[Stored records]
* Begin *
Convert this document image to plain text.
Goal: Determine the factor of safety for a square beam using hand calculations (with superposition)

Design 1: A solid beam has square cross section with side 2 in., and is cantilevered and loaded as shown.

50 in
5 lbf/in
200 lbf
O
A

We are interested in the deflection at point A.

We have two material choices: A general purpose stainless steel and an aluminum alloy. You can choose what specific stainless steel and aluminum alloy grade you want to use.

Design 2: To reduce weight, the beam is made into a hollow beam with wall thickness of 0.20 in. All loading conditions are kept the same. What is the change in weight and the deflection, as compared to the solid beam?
* End *
> _WORK INSTRUCTIONS_: From the material, report only how many lines include the word "beam".

> _RESPONSE TO THE EXERCISE_: 3